[Dataset excerpt]
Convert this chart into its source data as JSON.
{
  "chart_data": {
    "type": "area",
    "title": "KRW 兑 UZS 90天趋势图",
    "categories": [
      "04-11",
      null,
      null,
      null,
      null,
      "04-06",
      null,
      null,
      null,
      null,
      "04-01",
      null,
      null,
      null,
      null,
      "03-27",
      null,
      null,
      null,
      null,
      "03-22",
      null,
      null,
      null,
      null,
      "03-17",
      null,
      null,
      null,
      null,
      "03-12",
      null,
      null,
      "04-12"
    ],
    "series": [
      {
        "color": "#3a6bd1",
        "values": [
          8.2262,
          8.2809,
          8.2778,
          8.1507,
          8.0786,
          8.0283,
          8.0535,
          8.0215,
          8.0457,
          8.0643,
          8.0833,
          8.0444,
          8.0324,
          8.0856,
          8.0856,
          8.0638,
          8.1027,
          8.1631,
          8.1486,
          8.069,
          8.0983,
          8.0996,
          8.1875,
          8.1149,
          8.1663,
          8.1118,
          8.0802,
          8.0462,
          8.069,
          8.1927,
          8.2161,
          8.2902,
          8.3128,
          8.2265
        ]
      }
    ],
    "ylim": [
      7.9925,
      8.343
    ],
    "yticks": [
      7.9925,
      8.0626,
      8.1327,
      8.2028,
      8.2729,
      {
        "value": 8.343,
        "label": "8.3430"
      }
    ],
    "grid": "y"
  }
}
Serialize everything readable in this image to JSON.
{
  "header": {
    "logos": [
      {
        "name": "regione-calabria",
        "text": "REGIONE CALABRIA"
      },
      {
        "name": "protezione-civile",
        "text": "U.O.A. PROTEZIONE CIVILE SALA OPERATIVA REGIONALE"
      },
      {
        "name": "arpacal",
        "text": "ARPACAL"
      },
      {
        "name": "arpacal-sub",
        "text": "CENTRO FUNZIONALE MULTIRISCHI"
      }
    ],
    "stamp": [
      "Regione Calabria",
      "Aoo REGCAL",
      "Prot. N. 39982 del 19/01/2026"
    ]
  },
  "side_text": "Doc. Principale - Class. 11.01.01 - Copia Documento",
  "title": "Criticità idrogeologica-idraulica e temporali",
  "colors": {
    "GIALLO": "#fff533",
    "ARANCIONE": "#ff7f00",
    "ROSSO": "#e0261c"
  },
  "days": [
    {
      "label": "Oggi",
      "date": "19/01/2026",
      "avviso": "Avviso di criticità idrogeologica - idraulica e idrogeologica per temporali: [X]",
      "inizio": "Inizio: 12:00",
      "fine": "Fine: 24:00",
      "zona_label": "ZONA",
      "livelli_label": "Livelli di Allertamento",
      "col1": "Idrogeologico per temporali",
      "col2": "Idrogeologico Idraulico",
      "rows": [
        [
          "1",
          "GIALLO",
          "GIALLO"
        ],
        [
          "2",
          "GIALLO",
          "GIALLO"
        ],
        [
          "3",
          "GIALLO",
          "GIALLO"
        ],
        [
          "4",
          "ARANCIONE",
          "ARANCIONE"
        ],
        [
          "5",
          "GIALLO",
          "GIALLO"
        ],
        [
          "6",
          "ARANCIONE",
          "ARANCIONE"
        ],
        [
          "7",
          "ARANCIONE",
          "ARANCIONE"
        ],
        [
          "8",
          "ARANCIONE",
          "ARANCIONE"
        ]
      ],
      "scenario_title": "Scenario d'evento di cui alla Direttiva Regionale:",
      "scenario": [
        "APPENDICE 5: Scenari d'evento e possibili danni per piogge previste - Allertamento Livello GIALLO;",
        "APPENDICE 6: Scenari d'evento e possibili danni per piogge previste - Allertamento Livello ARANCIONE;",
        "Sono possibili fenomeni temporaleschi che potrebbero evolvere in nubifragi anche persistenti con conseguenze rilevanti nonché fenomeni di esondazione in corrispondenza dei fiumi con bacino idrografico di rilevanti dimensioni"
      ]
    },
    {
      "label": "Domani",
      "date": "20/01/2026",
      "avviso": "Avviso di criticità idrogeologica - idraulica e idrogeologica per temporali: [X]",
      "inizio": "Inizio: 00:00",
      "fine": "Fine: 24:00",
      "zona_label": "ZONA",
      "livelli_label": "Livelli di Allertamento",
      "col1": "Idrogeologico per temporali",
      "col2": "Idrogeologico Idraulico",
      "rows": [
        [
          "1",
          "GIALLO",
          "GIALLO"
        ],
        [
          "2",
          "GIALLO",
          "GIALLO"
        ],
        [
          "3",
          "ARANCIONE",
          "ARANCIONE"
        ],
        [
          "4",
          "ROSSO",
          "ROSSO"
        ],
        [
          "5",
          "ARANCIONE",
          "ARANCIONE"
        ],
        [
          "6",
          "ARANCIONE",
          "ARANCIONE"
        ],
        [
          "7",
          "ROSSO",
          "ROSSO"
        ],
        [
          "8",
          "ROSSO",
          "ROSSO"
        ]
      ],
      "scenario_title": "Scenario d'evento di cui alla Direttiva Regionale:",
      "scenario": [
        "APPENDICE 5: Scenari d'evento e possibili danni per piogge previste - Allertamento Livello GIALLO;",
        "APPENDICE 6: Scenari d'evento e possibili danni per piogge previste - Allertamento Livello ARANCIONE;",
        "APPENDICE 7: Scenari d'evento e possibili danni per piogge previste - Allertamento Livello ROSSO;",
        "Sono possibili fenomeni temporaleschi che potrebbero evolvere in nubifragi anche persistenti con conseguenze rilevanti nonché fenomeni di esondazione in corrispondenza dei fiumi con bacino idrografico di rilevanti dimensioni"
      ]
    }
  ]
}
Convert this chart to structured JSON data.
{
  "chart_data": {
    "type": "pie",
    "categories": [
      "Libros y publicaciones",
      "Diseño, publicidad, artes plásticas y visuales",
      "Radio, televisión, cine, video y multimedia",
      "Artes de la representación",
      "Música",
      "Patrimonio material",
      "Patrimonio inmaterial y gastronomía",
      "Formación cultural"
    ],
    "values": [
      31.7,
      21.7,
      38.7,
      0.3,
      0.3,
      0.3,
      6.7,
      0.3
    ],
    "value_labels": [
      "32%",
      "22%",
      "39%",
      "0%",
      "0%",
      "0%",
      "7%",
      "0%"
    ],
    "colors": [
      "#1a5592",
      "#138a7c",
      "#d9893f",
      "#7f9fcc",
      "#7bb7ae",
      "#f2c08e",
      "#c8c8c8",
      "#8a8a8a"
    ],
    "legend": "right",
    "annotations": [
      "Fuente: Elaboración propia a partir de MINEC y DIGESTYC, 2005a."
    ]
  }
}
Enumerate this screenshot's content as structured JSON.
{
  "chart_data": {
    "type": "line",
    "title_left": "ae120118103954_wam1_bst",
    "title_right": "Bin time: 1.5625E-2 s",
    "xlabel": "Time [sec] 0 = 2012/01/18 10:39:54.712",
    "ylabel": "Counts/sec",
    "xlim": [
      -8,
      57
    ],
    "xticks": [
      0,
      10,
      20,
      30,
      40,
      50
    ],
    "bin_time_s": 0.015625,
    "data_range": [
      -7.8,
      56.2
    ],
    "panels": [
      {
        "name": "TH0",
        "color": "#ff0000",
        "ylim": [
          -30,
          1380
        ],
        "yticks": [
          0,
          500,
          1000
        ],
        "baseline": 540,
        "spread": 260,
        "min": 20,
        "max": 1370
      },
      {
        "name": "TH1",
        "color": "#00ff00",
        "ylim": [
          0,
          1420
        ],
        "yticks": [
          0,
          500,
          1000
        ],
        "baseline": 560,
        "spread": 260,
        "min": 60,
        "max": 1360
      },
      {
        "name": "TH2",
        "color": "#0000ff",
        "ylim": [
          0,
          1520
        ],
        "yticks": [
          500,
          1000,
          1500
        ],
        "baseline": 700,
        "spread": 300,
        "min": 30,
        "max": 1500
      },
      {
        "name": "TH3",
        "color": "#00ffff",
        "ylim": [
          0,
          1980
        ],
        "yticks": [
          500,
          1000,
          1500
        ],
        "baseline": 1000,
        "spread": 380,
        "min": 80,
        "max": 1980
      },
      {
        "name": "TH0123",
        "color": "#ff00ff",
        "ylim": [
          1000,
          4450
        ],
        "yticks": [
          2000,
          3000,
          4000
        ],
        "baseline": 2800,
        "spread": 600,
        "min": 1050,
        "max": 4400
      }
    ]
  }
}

#### [PROBLEM REQUIREMENTS]
In the records, locate each line holding the string "spread" and copy it.

#### [TASK ANSWER]
        "spread": 260,
        "spread": 260,
        "spread": 300,
        "spread": 380,
        "spread": 600,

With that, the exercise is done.